Print the listing below exactly.

> Stored rows
-=-=-=-=-
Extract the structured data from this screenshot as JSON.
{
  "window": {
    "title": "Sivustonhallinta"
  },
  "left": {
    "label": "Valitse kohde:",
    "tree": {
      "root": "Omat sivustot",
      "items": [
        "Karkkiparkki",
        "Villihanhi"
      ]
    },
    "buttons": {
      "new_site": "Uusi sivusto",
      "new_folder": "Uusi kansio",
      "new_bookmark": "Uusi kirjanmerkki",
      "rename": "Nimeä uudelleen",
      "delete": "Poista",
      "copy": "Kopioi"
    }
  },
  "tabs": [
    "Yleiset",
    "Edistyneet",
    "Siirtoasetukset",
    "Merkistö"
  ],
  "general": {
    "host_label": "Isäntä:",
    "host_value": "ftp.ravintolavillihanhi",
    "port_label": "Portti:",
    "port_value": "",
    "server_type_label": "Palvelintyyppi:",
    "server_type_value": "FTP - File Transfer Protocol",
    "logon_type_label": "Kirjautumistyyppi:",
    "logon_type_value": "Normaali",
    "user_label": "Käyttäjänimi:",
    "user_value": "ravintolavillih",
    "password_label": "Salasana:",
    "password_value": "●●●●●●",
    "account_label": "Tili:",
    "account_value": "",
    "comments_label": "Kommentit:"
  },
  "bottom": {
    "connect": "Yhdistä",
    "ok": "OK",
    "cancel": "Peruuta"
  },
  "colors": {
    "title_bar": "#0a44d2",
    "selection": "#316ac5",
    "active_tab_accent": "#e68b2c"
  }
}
-=-=-=-=-
> Correct answer
Extract the structured data from this screenshot as JSON.
{
  "window": {
    "title": "Sivustonhallinta"
  },
  "left": {
    "label": "Valitse kohde:",
    "tree": {
      "root": "Omat sivustot",
      "items": [
        "Karkkiparkki",
        "Villihanhi"
      ]
    },
    "buttons": {
      "new_site": "Uusi sivusto",
      "new_folder": "Uusi kansio",
      "new_bookmark": "Uusi kirjanmerkki",
      "rename": "Nimeä uudelleen",
      "delete": "Poista",
      "copy": "Kopioi"
    }
  },
  "tabs": [
    "Yleiset",
    "Edistyneet",
    "Siirtoasetukset",
    "Merkistö"
  ],
  "general": {
    "host_label": "Isäntä:",
    "host_value": "ftp.ravintolavillihanhi",
    "port_label": "Portti:",
    "port_value": "",
    "server_type_label": "Palvelintyyppi:",
    "server_type_value": "FTP - File Transfer Protocol",
    "logon_type_label": "Kirjautumistyyppi:",
    "logon_type_value": "Normaali",
    "user_label": "Käyttäjänimi:",
    "user_value": "ravintolavillih",
    "password_label": "Salasana:",
    "password_value": "●●●●●●",
    "account_label": "Tili:",
    "account_value": "",
    "comments_label": "Kommentit:"
  },
  "bottom": {
    "connect": "Yhdistä",
    "ok": "OK",
    "cancel": "Peruuta"
  },
  "colors": {
    "title_bar": "#0a44d2",
    "selection": "#316ac5",
    "active_tab_accent": "#e68b2c"
  }
}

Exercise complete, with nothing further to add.